**Brief:**
Repeat the records below exactly, leaving out every picture.

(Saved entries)
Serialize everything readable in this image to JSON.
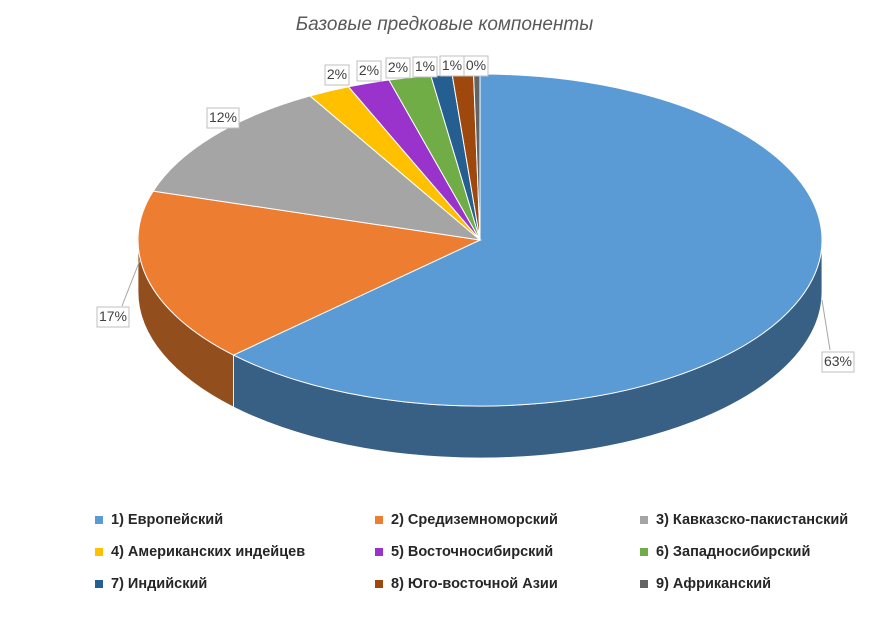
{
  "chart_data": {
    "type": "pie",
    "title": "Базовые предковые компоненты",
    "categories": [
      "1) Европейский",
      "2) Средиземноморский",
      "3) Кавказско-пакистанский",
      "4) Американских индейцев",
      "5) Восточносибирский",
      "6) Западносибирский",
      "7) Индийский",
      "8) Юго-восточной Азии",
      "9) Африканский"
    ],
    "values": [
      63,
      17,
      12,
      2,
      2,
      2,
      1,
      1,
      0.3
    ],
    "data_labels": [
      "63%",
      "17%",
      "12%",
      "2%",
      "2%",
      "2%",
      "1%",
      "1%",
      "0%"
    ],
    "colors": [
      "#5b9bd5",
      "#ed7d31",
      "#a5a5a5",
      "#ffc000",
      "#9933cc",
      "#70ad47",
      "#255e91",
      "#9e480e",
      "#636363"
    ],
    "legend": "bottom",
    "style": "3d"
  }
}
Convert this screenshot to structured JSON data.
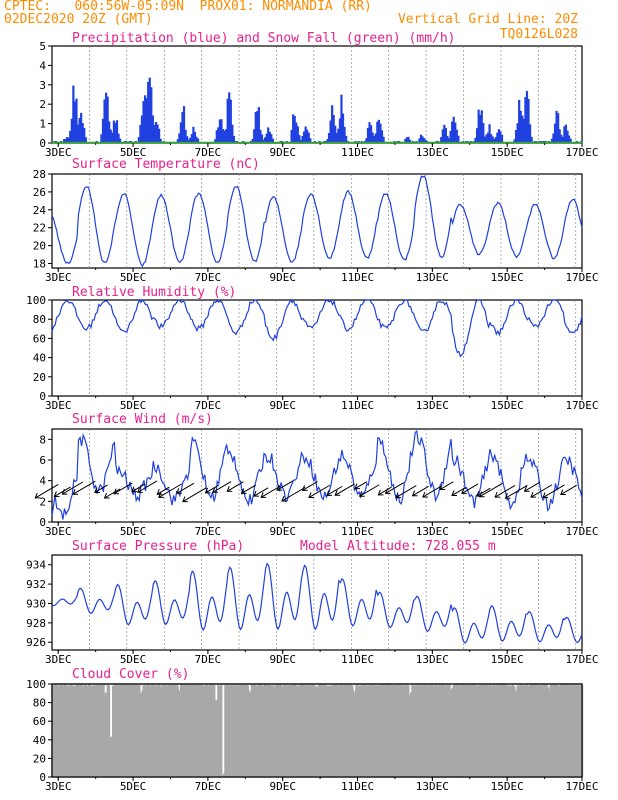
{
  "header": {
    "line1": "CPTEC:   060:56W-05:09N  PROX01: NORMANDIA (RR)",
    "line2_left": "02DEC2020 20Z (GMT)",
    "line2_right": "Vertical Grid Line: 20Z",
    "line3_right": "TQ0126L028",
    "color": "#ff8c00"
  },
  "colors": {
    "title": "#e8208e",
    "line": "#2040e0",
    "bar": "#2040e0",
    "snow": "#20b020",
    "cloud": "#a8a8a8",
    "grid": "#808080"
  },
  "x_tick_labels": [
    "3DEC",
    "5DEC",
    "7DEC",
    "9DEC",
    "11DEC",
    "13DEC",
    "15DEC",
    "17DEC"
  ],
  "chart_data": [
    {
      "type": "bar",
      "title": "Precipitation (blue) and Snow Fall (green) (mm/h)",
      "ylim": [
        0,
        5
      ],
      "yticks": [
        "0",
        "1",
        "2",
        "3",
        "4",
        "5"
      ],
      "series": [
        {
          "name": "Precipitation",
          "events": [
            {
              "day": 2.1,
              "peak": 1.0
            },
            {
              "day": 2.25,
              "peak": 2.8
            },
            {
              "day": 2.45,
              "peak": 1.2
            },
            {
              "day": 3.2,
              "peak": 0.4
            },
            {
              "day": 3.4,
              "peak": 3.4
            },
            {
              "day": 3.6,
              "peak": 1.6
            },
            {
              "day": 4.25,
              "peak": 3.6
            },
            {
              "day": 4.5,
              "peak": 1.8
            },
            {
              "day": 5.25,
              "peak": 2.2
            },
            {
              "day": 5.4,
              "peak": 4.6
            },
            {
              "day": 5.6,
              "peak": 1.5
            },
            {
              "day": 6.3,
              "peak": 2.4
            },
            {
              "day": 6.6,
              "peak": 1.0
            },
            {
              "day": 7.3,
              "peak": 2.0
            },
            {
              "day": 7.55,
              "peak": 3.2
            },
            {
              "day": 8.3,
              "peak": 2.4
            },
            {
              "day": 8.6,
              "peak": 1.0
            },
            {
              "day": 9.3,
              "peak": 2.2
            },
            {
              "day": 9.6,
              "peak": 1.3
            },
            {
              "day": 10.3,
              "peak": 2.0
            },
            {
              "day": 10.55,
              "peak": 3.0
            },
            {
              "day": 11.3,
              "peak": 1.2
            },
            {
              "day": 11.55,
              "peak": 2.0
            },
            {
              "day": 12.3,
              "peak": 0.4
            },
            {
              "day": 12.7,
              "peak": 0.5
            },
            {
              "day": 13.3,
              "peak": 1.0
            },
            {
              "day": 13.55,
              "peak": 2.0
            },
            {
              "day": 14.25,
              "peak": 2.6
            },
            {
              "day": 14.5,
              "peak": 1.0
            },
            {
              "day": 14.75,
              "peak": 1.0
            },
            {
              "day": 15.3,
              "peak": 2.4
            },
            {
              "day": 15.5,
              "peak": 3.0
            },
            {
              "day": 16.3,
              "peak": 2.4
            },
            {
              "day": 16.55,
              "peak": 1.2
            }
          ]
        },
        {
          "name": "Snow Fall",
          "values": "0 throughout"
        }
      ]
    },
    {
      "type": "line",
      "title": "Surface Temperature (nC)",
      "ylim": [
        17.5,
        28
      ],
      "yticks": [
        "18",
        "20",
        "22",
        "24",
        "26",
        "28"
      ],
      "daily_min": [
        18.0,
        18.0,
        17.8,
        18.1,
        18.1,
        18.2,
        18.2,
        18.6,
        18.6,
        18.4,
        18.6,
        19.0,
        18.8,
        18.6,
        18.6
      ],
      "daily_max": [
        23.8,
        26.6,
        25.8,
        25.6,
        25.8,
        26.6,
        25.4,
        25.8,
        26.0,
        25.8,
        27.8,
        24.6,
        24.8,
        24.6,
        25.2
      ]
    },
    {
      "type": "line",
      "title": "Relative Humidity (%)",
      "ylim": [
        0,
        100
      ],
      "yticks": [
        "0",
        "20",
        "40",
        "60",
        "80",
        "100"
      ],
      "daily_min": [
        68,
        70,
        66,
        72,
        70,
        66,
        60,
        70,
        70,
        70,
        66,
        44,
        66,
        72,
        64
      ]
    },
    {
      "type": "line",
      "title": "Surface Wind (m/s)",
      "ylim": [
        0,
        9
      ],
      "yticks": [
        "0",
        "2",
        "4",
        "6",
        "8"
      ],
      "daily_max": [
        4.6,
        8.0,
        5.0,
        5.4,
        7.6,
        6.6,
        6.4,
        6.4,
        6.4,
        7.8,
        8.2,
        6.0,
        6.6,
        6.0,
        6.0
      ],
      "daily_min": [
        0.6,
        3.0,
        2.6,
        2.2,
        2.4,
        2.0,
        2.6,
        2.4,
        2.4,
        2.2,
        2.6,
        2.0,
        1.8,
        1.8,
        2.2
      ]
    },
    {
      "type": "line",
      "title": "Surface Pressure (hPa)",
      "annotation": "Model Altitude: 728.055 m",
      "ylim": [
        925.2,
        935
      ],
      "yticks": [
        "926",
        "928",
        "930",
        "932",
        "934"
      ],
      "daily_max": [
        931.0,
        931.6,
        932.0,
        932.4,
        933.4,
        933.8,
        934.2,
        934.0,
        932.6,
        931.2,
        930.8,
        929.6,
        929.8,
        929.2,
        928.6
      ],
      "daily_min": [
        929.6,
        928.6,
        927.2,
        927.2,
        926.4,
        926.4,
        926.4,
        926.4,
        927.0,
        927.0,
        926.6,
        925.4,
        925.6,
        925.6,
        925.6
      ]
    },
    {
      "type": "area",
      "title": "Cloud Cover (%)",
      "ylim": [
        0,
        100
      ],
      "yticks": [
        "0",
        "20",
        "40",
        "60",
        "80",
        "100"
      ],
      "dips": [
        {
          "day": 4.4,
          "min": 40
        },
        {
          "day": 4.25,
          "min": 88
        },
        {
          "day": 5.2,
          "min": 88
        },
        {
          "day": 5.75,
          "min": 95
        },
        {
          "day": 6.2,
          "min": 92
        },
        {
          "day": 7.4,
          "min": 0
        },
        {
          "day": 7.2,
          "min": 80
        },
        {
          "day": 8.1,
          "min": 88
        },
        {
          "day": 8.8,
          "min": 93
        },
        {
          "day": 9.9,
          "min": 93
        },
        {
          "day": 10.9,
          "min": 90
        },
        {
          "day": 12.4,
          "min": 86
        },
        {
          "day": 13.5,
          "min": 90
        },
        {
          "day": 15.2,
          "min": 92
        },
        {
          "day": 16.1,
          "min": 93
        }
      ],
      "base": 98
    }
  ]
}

**Solved problem:**
Serialize everything readable in this image to JSON.
{
  "chart_data": {
    "type": "pie",
    "title": "Базовые предковые компоненты",
    "categories": [
      "1) Европейский",
      "2) Средиземноморский",
      "3) Кавказско-пакистанский",
      "4) Американских индейцев",
      "5) Восточносибирский",
      "6) Западносибирский",
      "7) Индийский",
      "8) Юго-восточной Азии",
      "9) Африканский"
    ],
    "values": [
      63,
      17,
      12,
      2,
      2,
      2,
      1,
      1,
      0.3
    ],
    "data_labels": [
      "63%",
      "17%",
      "12%",
      "2%",
      "2%",
      "2%",
      "1%",
      "1%",
      "0%"
    ],
    "colors": [
      "#5b9bd5",
      "#ed7d31",
      "#a5a5a5",
      "#ffc000",
      "#9933cc",
      "#70ad47",
      "#255e91",
      "#9e480e",
      "#636363"
    ],
    "legend": "bottom",
    "style": "3d"
  }
}
Convert this screenshot to structured JSON data.
{
  "header": {
    "line1": "CPTEC:   060:56W-05:09N  PROX01: NORMANDIA (RR)",
    "line2_left": "02DEC2020 20Z (GMT)",
    "line2_right": "Vertical Grid Line: 20Z",
    "line3_right": "TQ0126L028",
    "color": "#ff8c00"
  },
  "colors": {
    "title": "#e8208e",
    "line": "#2040e0",
    "bar": "#2040e0",
    "snow": "#20b020",
    "cloud": "#a8a8a8",
    "grid": "#808080"
  },
  "x_tick_labels": [
    "3DEC",
    "5DEC",
    "7DEC",
    "9DEC",
    "11DEC",
    "13DEC",
    "15DEC",
    "17DEC"
  ],
  "chart_data": [
    {
      "type": "bar",
      "title": "Precipitation (blue) and Snow Fall (green) (mm/h)",
      "ylim": [
        0,
        5
      ],
      "yticks": [
        "0",
        "1",
        "2",
        "3",
        "4",
        "5"
      ],
      "series": [
        {
          "name": "Precipitation",
          "events": [
            {
              "day": 2.1,
              "peak": 1.0
            },
            {
              "day": 2.25,
              "peak": 2.8
            },
            {
              "day": 2.45,
              "peak": 1.2
            },
            {
              "day": 3.2,
              "peak": 0.4
            },
            {
              "day": 3.4,
              "peak": 3.4
            },
            {
              "day": 3.6,
              "peak": 1.6
            },
            {
              "day": 4.25,
              "peak": 3.6
            },
            {
              "day": 4.5,
              "peak": 1.8
            },
            {
              "day": 5.25,
              "peak": 2.2
            },
            {
              "day": 5.4,
              "peak": 4.6
            },
            {
              "day": 5.6,
              "peak": 1.5
            },
            {
              "day": 6.3,
              "peak": 2.4
            },
            {
              "day": 6.6,
              "peak": 1.0
            },
            {
              "day": 7.3,
              "peak": 2.0
            },
            {
              "day": 7.55,
              "peak": 3.2
            },
            {
              "day": 8.3,
              "peak": 2.4
            },
            {
              "day": 8.6,
              "peak": 1.0
            },
            {
              "day": 9.3,
              "peak": 2.2
            },
            {
              "day": 9.6,
              "peak": 1.3
            },
            {
              "day": 10.3,
              "peak": 2.0
            },
            {
              "day": 10.55,
              "peak": 3.0
            },
            {
              "day": 11.3,
              "peak": 1.2
            },
            {
              "day": 11.55,
              "peak": 2.0
            },
            {
              "day": 12.3,
              "peak": 0.4
            },
            {
              "day": 12.7,
              "peak": 0.5
            },
            {
              "day": 13.3,
              "peak": 1.0
            },
            {
              "day": 13.55,
              "peak": 2.0
            },
            {
              "day": 14.25,
              "peak": 2.6
            },
            {
              "day": 14.5,
              "peak": 1.0
            },
            {
              "day": 14.75,
              "peak": 1.0
            },
            {
              "day": 15.3,
              "peak": 2.4
            },
            {
              "day": 15.5,
              "peak": 3.0
            },
            {
              "day": 16.3,
              "peak": 2.4
            },
            {
              "day": 16.55,
              "peak": 1.2
            }
          ]
        },
        {
          "name": "Snow Fall",
          "values": "0 throughout"
        }
      ]
    },
    {
      "type": "line",
      "title": "Surface Temperature (nC)",
      "ylim": [
        17.5,
        28
      ],
      "yticks": [
        "18",
        "20",
        "22",
        "24",
        "26",
        "28"
      ],
      "daily_min": [
        18.0,
        18.0,
        17.8,
        18.1,
        18.1,
        18.2,
        18.2,
        18.6,
        18.6,
        18.4,
        18.6,
        19.0,
        18.8,
        18.6,
        18.6
      ],
      "daily_max": [
        23.8,
        26.6,
        25.8,
        25.6,
        25.8,
        26.6,
        25.4,
        25.8,
        26.0,
        25.8,
        27.8,
        24.6,
        24.8,
        24.6,
        25.2
      ]
    },
    {
      "type": "line",
      "title": "Relative Humidity (%)",
      "ylim": [
        0,
        100
      ],
      "yticks": [
        "0",
        "20",
        "40",
        "60",
        "80",
        "100"
      ],
      "daily_min": [
        68,
        70,
        66,
        72,
        70,
        66,
        60,
        70,
        70,
        70,
        66,
        44,
        66,
        72,
        64
      ]
    },
    {
      "type": "line",
      "title": "Surface Wind (m/s)",
      "ylim": [
        0,
        9
      ],
      "yticks": [
        "0",
        "2",
        "4",
        "6",
        "8"
      ],
      "daily_max": [
        4.6,
        8.0,
        5.0,
        5.4,
        7.6,
        6.6,
        6.4,
        6.4,
        6.4,
        7.8,
        8.2,
        6.0,
        6.6,
        6.0,
        6.0
      ],
      "daily_min": [
        0.6,
        3.0,
        2.6,
        2.2,
        2.4,
        2.0,
        2.6,
        2.4,
        2.4,
        2.2,
        2.6,
        2.0,
        1.8,
        1.8,
        2.2
      ]
    },
    {
      "type": "line",
      "title": "Surface Pressure (hPa)",
      "annotation": "Model Altitude: 728.055 m",
      "ylim": [
        925.2,
        935
      ],
      "yticks": [
        "926",
        "928",
        "930",
        "932",
        "934"
      ],
      "daily_max": [
        931.0,
        931.6,
        932.0,
        932.4,
        933.4,
        933.8,
        934.2,
        934.0,
        932.6,
        931.2,
        930.8,
        929.6,
        929.8,
        929.2,
        928.6
      ],
      "daily_min": [
        929.6,
        928.6,
        927.2,
        927.2,
        926.4,
        926.4,
        926.4,
        926.4,
        927.0,
        927.0,
        926.6,
        925.4,
        925.6,
        925.6,
        925.6
      ]
    },
    {
      "type": "area",
      "title": "Cloud Cover (%)",
      "ylim": [
        0,
        100
      ],
      "yticks": [
        "0",
        "20",
        "40",
        "60",
        "80",
        "100"
      ],
      "dips": [
        {
          "day": 4.4,
          "min": 40
        },
        {
          "day": 4.25,
          "min": 88
        },
        {
          "day": 5.2,
          "min": 88
        },
        {
          "day": 5.75,
          "min": 95
        },
        {
          "day": 6.2,
          "min": 92
        },
        {
          "day": 7.4,
          "min": 0
        },
        {
          "day": 7.2,
          "min": 80
        },
        {
          "day": 8.1,
          "min": 88
        },
        {
          "day": 8.8,
          "min": 93
        },
        {
          "day": 9.9,
          "min": 93
        },
        {
          "day": 10.9,
          "min": 90
        },
        {
          "day": 12.4,
          "min": 86
        },
        {
          "day": 13.5,
          "min": 90
        },
        {
          "day": 15.2,
          "min": 92
        },
        {
          "day": 16.1,
          "min": 93
        }
      ],
      "base": 98
    }
  ]
}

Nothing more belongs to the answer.